### Dataset rows

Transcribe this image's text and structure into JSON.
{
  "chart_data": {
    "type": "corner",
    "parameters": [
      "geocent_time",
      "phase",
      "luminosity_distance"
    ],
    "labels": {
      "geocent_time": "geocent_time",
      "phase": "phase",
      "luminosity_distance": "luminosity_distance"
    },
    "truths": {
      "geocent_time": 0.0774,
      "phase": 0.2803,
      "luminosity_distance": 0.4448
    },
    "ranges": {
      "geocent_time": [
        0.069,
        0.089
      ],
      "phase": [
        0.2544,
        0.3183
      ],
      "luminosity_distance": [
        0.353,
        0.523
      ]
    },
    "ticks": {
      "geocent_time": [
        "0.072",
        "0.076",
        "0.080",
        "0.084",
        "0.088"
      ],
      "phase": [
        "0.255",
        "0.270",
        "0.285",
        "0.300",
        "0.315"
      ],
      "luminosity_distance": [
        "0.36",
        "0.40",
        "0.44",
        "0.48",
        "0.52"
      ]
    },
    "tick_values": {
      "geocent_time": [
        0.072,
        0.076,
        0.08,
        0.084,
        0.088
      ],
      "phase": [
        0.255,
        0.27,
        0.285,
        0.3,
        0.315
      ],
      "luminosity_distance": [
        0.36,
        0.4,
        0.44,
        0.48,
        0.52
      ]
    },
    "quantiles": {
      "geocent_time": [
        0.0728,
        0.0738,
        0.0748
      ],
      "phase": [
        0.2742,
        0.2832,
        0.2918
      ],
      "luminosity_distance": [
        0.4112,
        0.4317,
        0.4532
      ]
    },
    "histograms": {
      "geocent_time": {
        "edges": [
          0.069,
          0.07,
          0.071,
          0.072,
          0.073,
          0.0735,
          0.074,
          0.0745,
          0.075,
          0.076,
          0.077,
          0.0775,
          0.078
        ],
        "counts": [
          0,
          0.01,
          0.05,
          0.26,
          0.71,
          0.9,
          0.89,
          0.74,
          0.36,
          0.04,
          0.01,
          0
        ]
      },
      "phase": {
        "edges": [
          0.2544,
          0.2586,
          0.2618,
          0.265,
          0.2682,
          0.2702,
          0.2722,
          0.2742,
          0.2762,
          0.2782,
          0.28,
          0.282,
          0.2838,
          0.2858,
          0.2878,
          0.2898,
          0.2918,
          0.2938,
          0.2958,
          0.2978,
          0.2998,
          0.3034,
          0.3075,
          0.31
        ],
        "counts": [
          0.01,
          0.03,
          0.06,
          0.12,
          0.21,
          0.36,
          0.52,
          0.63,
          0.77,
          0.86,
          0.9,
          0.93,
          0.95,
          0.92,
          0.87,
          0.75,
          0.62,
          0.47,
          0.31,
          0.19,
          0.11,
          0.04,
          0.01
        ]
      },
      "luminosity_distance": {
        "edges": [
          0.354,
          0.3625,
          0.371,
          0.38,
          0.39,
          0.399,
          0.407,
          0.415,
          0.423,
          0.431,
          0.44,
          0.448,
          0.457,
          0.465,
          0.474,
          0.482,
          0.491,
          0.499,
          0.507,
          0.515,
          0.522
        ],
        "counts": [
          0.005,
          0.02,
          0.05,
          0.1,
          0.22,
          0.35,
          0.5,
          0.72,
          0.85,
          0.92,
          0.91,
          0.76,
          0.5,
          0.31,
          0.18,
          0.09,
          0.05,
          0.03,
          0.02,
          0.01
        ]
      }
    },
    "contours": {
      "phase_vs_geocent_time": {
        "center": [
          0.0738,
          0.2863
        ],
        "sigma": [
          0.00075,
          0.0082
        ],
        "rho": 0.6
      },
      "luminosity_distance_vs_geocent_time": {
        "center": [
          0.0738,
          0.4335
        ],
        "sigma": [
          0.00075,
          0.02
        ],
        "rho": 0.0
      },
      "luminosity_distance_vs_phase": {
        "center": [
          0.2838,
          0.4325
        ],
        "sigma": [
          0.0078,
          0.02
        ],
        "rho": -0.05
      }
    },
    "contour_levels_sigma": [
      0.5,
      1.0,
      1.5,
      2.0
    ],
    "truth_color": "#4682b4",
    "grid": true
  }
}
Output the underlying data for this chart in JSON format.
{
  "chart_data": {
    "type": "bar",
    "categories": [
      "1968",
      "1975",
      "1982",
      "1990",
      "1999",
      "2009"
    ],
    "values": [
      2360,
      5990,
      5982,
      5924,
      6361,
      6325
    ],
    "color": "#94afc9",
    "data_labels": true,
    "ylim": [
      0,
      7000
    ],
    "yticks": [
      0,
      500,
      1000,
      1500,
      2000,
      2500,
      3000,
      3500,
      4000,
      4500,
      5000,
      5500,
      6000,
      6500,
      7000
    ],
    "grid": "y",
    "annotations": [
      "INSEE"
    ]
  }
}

### STATED TASK
All of the entries need to be reproduced exactly; please write them out.

### TASK OUTPUT
Transcribe this image's text and structure into JSON.
{
  "chart_data": {
    "type": "corner",
    "parameters": [
      "geocent_time",
      "phase",
      "luminosity_distance"
    ],
    "labels": {
      "geocent_time": "geocent_time",
      "phase": "phase",
      "luminosity_distance": "luminosity_distance"
    },
    "truths": {
      "geocent_time": 0.0774,
      "phase": 0.2803,
      "luminosity_distance": 0.4448
    },
    "ranges": {
      "geocent_time": [
        0.069,
        0.089
      ],
      "phase": [
        0.2544,
        0.3183
      ],
      "luminosity_distance": [
        0.353,
        0.523
      ]
    },
    "ticks": {
      "geocent_time": [
        "0.072",
        "0.076",
        "0.080",
        "0.084",
        "0.088"
      ],
      "phase": [
        "0.255",
        "0.270",
        "0.285",
        "0.300",
        "0.315"
      ],
      "luminosity_distance": [
        "0.36",
        "0.40",
        "0.44",
        "0.48",
        "0.52"
      ]
    },
    "tick_values": {
      "geocent_time": [
        0.072,
        0.076,
        0.08,
        0.084,
        0.088
      ],
      "phase": [
        0.255,
        0.27,
        0.285,
        0.3,
        0.315
      ],
      "luminosity_distance": [
        0.36,
        0.4,
        0.44,
        0.48,
        0.52
      ]
    },
    "quantiles": {
      "geocent_time": [
        0.0728,
        0.0738,
        0.0748
      ],
      "phase": [
        0.2742,
        0.2832,
        0.2918
      ],
      "luminosity_distance": [
        0.4112,
        0.4317,
        0.4532
      ]
    },
    "histograms": {
      "geocent_time": {
        "edges": [
          0.069,
          0.07,
          0.071,
          0.072,
          0.073,
          0.0735,
          0.074,
          0.0745,
          0.075,
          0.076,
          0.077,
          0.0775,
          0.078
        ],
        "counts": [
          0,
          0.01,
          0.05,
          0.26,
          0.71,
          0.9,
          0.89,
          0.74,
          0.36,
          0.04,
          0.01,
          0
        ]
      },
      "phase": {
        "edges": [
          0.2544,
          0.2586,
          0.2618,
          0.265,
          0.2682,
          0.2702,
          0.2722,
          0.2742,
          0.2762,
          0.2782,
          0.28,
          0.282,
          0.2838,
          0.2858,
          0.2878,
          0.2898,
          0.2918,
          0.2938,
          0.2958,
          0.2978,
          0.2998,
          0.3034,
          0.3075,
          0.31
        ],
        "counts": [
          0.01,
          0.03,
          0.06,
          0.12,
          0.21,
          0.36,
          0.52,
          0.63,
          0.77,
          0.86,
          0.9,
          0.93,
          0.95,
          0.92,
          0.87,
          0.75,
          0.62,
          0.47,
          0.31,
          0.19,
          0.11,
          0.04,
          0.01
        ]
      },
      "luminosity_distance": {
        "edges": [
          0.354,
          0.3625,
          0.371,
          0.38,
          0.39,
          0.399,
          0.407,
          0.415,
          0.423,
          0.431,
          0.44,
          0.448,
          0.457,
          0.465,
          0.474,
          0.482,
          0.491,
          0.499,
          0.507,
          0.515,
          0.522
        ],
        "counts": [
          0.005,
          0.02,
          0.05,
          0.1,
          0.22,
          0.35,
          0.5,
          0.72,
          0.85,
          0.92,
          0.91,
          0.76,
          0.5,
          0.31,
          0.18,
          0.09,
          0.05,
          0.03,
          0.02,
          0.01
        ]
      }
    },
    "contours": {
      "phase_vs_geocent_time": {
        "center": [
          0.0738,
          0.2863
        ],
        "sigma": [
          0.00075,
          0.0082
        ],
        "rho": 0.6
      },
      "luminosity_distance_vs_geocent_time": {
        "center": [
          0.0738,
          0.4335
        ],
        "sigma": [
          0.00075,
          0.02
        ],
        "rho": 0.0
      },
      "luminosity_distance_vs_phase": {
        "center": [
          0.2838,
          0.4325
        ],
        "sigma": [
          0.0078,
          0.02
        ],
        "rho": -0.05
      }
    },
    "contour_levels_sigma": [
      0.5,
      1.0,
      1.5,
      2.0
    ],
    "truth_color": "#4682b4",
    "grid": true
  }
}
Output the underlying data for this chart in JSON format.
{
  "chart_data": {
    "type": "bar",
    "categories": [
      "1968",
      "1975",
      "1982",
      "1990",
      "1999",
      "2009"
    ],
    "values": [
      2360,
      5990,
      5982,
      5924,
      6361,
      6325
    ],
    "color": "#94afc9",
    "data_labels": true,
    "ylim": [
      0,
      7000
    ],
    "yticks": [
      0,
      500,
      1000,
      1500,
      2000,
      2500,
      3000,
      3500,
      4000,
      4500,
      5000,
      5500,
      6000,
      6500,
      7000
    ],
    "grid": "y",
    "annotations": [
      "INSEE"
    ]
  }
}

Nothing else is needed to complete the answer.